■ **Stated task**
Copy out every one of the rows below, keeping each line identical to the original.

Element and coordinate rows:
▽
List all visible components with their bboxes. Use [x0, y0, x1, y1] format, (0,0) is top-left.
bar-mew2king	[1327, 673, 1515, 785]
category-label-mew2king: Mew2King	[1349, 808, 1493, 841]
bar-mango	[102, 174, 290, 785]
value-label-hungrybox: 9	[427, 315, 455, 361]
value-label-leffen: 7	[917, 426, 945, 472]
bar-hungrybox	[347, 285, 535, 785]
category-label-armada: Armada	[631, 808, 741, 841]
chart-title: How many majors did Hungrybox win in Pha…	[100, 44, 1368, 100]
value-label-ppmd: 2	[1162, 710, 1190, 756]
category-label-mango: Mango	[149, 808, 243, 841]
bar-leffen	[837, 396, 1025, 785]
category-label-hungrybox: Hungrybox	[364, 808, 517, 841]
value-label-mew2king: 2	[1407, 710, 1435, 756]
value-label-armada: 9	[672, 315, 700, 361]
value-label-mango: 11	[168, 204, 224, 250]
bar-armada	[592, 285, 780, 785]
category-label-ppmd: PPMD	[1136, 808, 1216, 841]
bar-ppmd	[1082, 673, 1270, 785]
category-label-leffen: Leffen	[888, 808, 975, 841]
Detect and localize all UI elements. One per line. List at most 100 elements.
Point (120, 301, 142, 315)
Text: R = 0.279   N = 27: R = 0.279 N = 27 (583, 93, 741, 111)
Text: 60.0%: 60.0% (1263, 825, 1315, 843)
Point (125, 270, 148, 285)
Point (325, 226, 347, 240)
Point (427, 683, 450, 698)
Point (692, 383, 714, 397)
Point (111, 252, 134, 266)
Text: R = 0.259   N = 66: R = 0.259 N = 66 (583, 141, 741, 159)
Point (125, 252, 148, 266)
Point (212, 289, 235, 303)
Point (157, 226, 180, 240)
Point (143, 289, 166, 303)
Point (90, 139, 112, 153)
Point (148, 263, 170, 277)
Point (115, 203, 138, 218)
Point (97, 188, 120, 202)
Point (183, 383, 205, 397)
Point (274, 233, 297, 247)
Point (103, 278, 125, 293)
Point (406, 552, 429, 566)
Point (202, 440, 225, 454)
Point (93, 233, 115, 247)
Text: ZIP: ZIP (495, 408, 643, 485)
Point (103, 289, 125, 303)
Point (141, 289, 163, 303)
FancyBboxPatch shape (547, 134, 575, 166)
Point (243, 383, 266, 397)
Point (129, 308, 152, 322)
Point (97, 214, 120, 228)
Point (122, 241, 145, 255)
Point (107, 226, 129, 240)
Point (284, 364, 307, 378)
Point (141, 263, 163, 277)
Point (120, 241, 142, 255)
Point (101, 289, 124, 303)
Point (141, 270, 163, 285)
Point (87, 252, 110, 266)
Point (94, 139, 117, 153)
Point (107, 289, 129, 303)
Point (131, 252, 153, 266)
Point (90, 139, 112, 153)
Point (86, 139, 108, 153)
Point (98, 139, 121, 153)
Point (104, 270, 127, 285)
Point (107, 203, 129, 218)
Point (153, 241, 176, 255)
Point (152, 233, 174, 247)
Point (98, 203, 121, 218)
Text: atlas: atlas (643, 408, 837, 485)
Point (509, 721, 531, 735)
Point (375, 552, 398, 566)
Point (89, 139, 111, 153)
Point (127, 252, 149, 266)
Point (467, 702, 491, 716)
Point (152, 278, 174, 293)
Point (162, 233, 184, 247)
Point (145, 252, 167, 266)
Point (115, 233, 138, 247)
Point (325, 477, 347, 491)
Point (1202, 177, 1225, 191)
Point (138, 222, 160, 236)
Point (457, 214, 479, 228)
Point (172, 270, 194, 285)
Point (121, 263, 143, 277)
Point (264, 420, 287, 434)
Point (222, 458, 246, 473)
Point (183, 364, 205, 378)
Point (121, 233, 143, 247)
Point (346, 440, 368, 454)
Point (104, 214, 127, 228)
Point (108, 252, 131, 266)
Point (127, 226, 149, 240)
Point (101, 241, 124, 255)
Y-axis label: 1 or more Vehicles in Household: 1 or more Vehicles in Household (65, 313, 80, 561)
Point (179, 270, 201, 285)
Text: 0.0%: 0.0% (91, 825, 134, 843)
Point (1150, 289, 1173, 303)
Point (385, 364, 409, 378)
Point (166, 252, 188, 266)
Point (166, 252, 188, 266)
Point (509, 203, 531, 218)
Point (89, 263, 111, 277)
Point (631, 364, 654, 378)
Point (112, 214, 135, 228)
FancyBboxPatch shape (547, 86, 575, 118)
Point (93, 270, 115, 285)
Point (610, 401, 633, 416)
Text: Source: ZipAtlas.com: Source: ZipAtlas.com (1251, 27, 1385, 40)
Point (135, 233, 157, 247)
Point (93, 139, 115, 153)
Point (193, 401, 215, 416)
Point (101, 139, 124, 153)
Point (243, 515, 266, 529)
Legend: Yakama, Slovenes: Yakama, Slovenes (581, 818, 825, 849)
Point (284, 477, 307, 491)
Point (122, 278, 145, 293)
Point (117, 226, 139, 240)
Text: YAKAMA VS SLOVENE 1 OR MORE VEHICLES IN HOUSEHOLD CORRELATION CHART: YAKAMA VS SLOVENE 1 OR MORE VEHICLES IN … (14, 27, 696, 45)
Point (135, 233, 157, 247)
△
■ **Answer below**
List all visible components with their bboxes. Use [x0, y0, x1, y1] format, (0,0) is top-left.
bar-mew2king	[1327, 673, 1515, 785]
category-label-mew2king: Mew2King	[1349, 808, 1493, 841]
bar-mango	[102, 174, 290, 785]
value-label-hungrybox: 9	[427, 315, 455, 361]
value-label-leffen: 7	[917, 426, 945, 472]
bar-hungrybox	[347, 285, 535, 785]
category-label-armada: Armada	[631, 808, 741, 841]
chart-title: How many majors did Hungrybox win in Pha…	[100, 44, 1368, 100]
value-label-ppmd: 2	[1162, 710, 1190, 756]
category-label-mango: Mango	[149, 808, 243, 841]
bar-leffen	[837, 396, 1025, 785]
category-label-hungrybox: Hungrybox	[364, 808, 517, 841]
value-label-mew2king: 2	[1407, 710, 1435, 756]
value-label-armada: 9	[672, 315, 700, 361]
value-label-mango: 11	[168, 204, 224, 250]
bar-armada	[592, 285, 780, 785]
category-label-ppmd: PPMD	[1136, 808, 1216, 841]
bar-ppmd	[1082, 673, 1270, 785]
category-label-leffen: Leffen	[888, 808, 975, 841]
Detect and localize all UI elements. One per line. List at most 100 elements.
Point (120, 301, 142, 315)
Text: R = 0.279   N = 27: R = 0.279 N = 27 (583, 93, 741, 111)
Text: 60.0%: 60.0% (1263, 825, 1315, 843)
Point (125, 270, 148, 285)
Point (325, 226, 347, 240)
Point (427, 683, 450, 698)
Point (692, 383, 714, 397)
Point (111, 252, 134, 266)
Text: R = 0.259   N = 66: R = 0.259 N = 66 (583, 141, 741, 159)
Point (125, 252, 148, 266)
Point (212, 289, 235, 303)
Point (157, 226, 180, 240)
Point (143, 289, 166, 303)
Point (90, 139, 112, 153)
Point (148, 263, 170, 277)
Point (115, 203, 138, 218)
Point (97, 188, 120, 202)
Point (183, 383, 205, 397)
Point (274, 233, 297, 247)
Point (103, 278, 125, 293)
Point (406, 552, 429, 566)
Point (202, 440, 225, 454)
Point (93, 233, 115, 247)
Text: ZIP: ZIP (495, 408, 643, 485)
Point (103, 289, 125, 303)
Point (141, 289, 163, 303)
FancyBboxPatch shape (547, 134, 575, 166)
Point (243, 383, 266, 397)
Point (129, 308, 152, 322)
Point (97, 214, 120, 228)
Point (122, 241, 145, 255)
Point (107, 226, 129, 240)
Point (284, 364, 307, 378)
Point (141, 263, 163, 277)
Point (120, 241, 142, 255)
Point (101, 289, 124, 303)
Point (141, 270, 163, 285)
Point (87, 252, 110, 266)
Point (94, 139, 117, 153)
Point (107, 289, 129, 303)
Point (131, 252, 153, 266)
Point (90, 139, 112, 153)
Point (86, 139, 108, 153)
Point (98, 139, 121, 153)
Point (104, 270, 127, 285)
Point (107, 203, 129, 218)
Point (153, 241, 176, 255)
Point (152, 233, 174, 247)
Point (98, 203, 121, 218)
Text: atlas: atlas (643, 408, 837, 485)
Point (509, 721, 531, 735)
Point (375, 552, 398, 566)
Point (89, 139, 111, 153)
Point (127, 252, 149, 266)
Point (467, 702, 491, 716)
Point (152, 278, 174, 293)
Point (162, 233, 184, 247)
Point (145, 252, 167, 266)
Point (115, 233, 138, 247)
Point (325, 477, 347, 491)
Point (1202, 177, 1225, 191)
Point (138, 222, 160, 236)
Point (457, 214, 479, 228)
Point (172, 270, 194, 285)
Point (121, 263, 143, 277)
Point (264, 420, 287, 434)
Point (222, 458, 246, 473)
Point (183, 364, 205, 378)
Point (121, 233, 143, 247)
Point (346, 440, 368, 454)
Point (104, 214, 127, 228)
Point (108, 252, 131, 266)
Point (127, 226, 149, 240)
Point (101, 241, 124, 255)
Y-axis label: 1 or more Vehicles in Household: 1 or more Vehicles in Household (65, 313, 80, 561)
Point (179, 270, 201, 285)
Text: 0.0%: 0.0% (91, 825, 134, 843)
Point (1150, 289, 1173, 303)
Point (385, 364, 409, 378)
Point (166, 252, 188, 266)
Point (166, 252, 188, 266)
Point (509, 203, 531, 218)
Point (89, 263, 111, 277)
Point (631, 364, 654, 378)
Point (112, 214, 135, 228)
FancyBboxPatch shape (547, 86, 575, 118)
Point (93, 270, 115, 285)
Point (610, 401, 633, 416)
Text: Source: ZipAtlas.com: Source: ZipAtlas.com (1251, 27, 1385, 40)
Point (135, 233, 157, 247)
Point (93, 139, 115, 153)
Point (193, 401, 215, 416)
Point (101, 139, 124, 153)
Point (243, 515, 266, 529)
Legend: Yakama, Slovenes: Yakama, Slovenes (581, 818, 825, 849)
Point (284, 477, 307, 491)
Point (122, 278, 145, 293)
Point (117, 226, 139, 240)
Text: YAKAMA VS SLOVENE 1 OR MORE VEHICLES IN HOUSEHOLD CORRELATION CHART: YAKAMA VS SLOVENE 1 OR MORE VEHICLES IN … (14, 27, 696, 45)
Point (135, 233, 157, 247)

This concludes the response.